● PROBLEM TO SOLVE
Substitute "Empirical distribution" for every "Observed distribution" in the stretch of data from the start through the line containing "x-tick-label: 25 — [380, 233, 388, 241]", and give those lines back with nothing else changed.

Element box annotations:
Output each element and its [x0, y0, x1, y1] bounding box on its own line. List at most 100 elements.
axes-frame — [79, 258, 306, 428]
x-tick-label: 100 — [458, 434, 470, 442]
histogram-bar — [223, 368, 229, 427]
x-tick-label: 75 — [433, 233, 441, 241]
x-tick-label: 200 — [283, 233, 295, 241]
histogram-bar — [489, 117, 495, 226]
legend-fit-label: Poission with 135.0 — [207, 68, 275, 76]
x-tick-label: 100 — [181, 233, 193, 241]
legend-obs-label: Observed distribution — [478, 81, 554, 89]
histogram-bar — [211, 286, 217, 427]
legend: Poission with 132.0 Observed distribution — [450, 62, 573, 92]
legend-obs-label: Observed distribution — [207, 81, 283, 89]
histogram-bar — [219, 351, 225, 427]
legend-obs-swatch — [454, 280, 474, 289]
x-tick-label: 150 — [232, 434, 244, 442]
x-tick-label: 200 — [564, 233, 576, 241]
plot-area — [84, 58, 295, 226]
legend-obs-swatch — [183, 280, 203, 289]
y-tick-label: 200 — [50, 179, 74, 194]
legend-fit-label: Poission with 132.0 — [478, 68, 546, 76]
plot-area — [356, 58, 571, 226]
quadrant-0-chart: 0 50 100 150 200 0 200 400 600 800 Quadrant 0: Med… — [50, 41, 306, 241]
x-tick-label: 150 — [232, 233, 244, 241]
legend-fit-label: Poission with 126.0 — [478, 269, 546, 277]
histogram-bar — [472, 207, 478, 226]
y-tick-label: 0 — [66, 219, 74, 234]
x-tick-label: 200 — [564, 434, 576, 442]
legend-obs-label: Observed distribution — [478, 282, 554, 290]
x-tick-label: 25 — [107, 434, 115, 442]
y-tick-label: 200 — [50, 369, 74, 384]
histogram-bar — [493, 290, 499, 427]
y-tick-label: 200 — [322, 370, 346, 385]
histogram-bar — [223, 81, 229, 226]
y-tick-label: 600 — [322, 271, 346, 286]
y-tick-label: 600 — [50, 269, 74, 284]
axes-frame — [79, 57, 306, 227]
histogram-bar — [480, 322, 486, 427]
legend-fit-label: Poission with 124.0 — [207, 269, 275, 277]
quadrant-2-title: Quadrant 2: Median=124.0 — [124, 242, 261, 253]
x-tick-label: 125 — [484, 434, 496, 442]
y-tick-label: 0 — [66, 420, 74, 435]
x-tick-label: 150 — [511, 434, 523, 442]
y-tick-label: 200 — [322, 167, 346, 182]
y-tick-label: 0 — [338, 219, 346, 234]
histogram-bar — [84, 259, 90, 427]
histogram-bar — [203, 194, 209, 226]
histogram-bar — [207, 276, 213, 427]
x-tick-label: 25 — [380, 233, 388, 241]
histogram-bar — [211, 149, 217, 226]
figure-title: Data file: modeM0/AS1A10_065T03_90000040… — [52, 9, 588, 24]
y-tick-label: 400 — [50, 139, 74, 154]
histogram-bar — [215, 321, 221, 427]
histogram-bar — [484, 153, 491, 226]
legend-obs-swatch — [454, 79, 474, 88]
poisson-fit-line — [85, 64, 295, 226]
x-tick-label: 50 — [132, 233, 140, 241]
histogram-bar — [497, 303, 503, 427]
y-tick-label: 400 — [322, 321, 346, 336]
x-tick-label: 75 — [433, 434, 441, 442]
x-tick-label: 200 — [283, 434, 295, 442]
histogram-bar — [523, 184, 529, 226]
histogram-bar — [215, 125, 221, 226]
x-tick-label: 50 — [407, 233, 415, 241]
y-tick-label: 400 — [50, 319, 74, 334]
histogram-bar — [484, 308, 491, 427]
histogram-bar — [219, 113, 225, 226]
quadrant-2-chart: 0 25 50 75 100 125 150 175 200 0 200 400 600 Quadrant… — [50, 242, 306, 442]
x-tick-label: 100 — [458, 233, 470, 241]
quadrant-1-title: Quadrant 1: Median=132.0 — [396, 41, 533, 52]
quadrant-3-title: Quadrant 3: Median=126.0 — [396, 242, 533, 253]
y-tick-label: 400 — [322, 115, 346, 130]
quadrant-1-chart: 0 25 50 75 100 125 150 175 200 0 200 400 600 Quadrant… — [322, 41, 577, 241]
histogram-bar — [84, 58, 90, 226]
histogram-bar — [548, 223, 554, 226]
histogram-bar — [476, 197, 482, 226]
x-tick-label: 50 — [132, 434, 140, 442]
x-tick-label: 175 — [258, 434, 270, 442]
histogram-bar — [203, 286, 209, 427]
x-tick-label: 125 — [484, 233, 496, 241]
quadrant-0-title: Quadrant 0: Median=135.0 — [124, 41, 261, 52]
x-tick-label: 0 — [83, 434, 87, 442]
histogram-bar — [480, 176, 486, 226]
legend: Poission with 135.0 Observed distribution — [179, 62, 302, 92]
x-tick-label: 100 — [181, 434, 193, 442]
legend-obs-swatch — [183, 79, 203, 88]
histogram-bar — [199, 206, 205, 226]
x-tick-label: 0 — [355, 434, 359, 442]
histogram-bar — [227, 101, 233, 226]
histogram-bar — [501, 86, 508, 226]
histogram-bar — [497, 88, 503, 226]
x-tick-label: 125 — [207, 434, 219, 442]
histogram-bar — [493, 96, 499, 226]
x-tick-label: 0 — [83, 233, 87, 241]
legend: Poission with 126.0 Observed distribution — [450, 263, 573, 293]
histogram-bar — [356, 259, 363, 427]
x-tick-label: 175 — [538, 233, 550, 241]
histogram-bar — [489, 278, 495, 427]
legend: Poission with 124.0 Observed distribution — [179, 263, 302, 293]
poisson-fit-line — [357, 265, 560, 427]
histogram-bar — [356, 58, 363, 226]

● WORKED SOLUTION
Output each element and its [x0, y0, x1, y1] bounding box on its own line. List at most 100 elements.
axes-frame — [79, 258, 306, 428]
x-tick-label: 100 — [458, 434, 470, 442]
histogram-bar — [223, 368, 229, 427]
x-tick-label: 75 — [433, 233, 441, 241]
x-tick-label: 200 — [283, 233, 295, 241]
histogram-bar — [489, 117, 495, 226]
legend-fit-label: Poission with 135.0 — [207, 68, 275, 76]
x-tick-label: 100 — [181, 233, 193, 241]
legend-obs-label: Empirical distribution — [478, 81, 554, 89]
histogram-bar — [211, 286, 217, 427]
legend: Poission with 132.0 Empirical distribution — [450, 62, 573, 92]
legend-obs-label: Empirical distribution — [207, 81, 283, 89]
histogram-bar — [219, 351, 225, 427]
legend-obs-swatch — [454, 280, 474, 289]
x-tick-label: 150 — [232, 434, 244, 442]
x-tick-label: 200 — [564, 233, 576, 241]
plot-area — [84, 58, 295, 226]
legend-obs-swatch — [183, 280, 203, 289]
y-tick-label: 200 — [50, 179, 74, 194]
legend-fit-label: Poission with 132.0 — [478, 68, 546, 76]
plot-area — [356, 58, 571, 226]
quadrant-0-chart: 0 50 100 150 200 0 200 400 600 800 Quadrant 0: Med… — [50, 41, 306, 241]
x-tick-label: 150 — [232, 233, 244, 241]
legend-fit-label: Poission with 126.0 — [478, 269, 546, 277]
histogram-bar — [472, 207, 478, 226]
y-tick-label: 0 — [66, 219, 74, 234]
x-tick-label: 200 — [564, 434, 576, 442]
legend-obs-label: Empirical distribution — [478, 282, 554, 290]
x-tick-label: 25 — [107, 434, 115, 442]
y-tick-label: 200 — [50, 369, 74, 384]
histogram-bar — [493, 290, 499, 427]
y-tick-label: 200 — [322, 370, 346, 385]
histogram-bar — [223, 81, 229, 226]
y-tick-label: 600 — [322, 271, 346, 286]
y-tick-label: 600 — [50, 269, 74, 284]
axes-frame — [79, 57, 306, 227]
histogram-bar — [480, 322, 486, 427]
legend-fit-label: Poission with 124.0 — [207, 269, 275, 277]
quadrant-2-title: Quadrant 2: Median=124.0 — [124, 242, 261, 253]
x-tick-label: 125 — [484, 434, 496, 442]
y-tick-label: 0 — [66, 420, 74, 435]
x-tick-label: 150 — [511, 434, 523, 442]
y-tick-label: 200 — [322, 167, 346, 182]
y-tick-label: 0 — [338, 219, 346, 234]
histogram-bar — [84, 259, 90, 427]
histogram-bar — [203, 194, 209, 226]
histogram-bar — [207, 276, 213, 427]
x-tick-label: 25 — [380, 233, 388, 241]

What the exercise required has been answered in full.